## begin

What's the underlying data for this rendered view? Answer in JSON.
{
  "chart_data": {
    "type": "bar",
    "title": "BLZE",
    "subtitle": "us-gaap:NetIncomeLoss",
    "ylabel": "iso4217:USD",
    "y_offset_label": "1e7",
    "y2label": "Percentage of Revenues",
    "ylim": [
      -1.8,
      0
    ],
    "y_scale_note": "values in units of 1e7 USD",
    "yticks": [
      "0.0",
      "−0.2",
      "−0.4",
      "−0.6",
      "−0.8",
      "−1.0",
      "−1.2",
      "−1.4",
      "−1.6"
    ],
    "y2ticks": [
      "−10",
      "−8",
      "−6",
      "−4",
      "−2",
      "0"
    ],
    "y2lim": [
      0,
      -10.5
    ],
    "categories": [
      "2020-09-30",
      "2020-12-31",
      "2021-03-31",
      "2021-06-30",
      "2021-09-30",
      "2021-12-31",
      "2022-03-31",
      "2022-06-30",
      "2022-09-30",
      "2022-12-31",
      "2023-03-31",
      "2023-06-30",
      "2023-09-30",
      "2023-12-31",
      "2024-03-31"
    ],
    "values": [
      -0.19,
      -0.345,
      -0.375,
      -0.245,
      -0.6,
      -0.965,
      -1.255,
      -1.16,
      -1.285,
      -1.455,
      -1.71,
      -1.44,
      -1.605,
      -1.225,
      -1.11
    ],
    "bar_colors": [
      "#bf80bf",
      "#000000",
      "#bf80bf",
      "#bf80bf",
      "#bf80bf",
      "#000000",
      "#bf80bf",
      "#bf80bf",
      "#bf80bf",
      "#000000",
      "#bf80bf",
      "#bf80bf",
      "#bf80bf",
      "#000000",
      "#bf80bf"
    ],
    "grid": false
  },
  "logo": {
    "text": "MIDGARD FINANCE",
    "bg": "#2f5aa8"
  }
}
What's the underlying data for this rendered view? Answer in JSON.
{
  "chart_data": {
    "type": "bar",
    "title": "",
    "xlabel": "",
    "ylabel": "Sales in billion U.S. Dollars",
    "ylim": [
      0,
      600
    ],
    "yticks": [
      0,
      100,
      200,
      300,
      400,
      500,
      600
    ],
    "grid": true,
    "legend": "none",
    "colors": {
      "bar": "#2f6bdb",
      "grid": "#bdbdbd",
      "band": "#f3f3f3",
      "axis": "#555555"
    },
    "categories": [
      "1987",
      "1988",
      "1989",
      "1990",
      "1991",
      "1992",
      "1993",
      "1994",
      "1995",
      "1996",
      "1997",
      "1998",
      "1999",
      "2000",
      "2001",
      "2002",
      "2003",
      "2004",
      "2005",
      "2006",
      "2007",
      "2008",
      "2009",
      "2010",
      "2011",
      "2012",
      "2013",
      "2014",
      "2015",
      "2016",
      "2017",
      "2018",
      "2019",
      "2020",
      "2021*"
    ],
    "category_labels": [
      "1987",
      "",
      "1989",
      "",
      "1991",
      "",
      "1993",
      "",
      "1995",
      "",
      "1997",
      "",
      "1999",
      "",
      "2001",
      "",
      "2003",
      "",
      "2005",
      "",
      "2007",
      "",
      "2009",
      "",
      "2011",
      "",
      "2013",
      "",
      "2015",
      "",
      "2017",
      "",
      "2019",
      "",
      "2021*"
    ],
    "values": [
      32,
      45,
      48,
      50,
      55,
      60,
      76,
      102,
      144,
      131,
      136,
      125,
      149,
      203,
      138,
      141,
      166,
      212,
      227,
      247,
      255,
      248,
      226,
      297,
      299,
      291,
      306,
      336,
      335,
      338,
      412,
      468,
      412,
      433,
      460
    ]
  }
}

## end

**Exercise directions**
Go through the entries above and pull out each line with "ylabel" in it.

**Output for this exercise**
    "ylabel": "iso4217:USD",
    "ylabel": "Sales in billion U.S. Dollars",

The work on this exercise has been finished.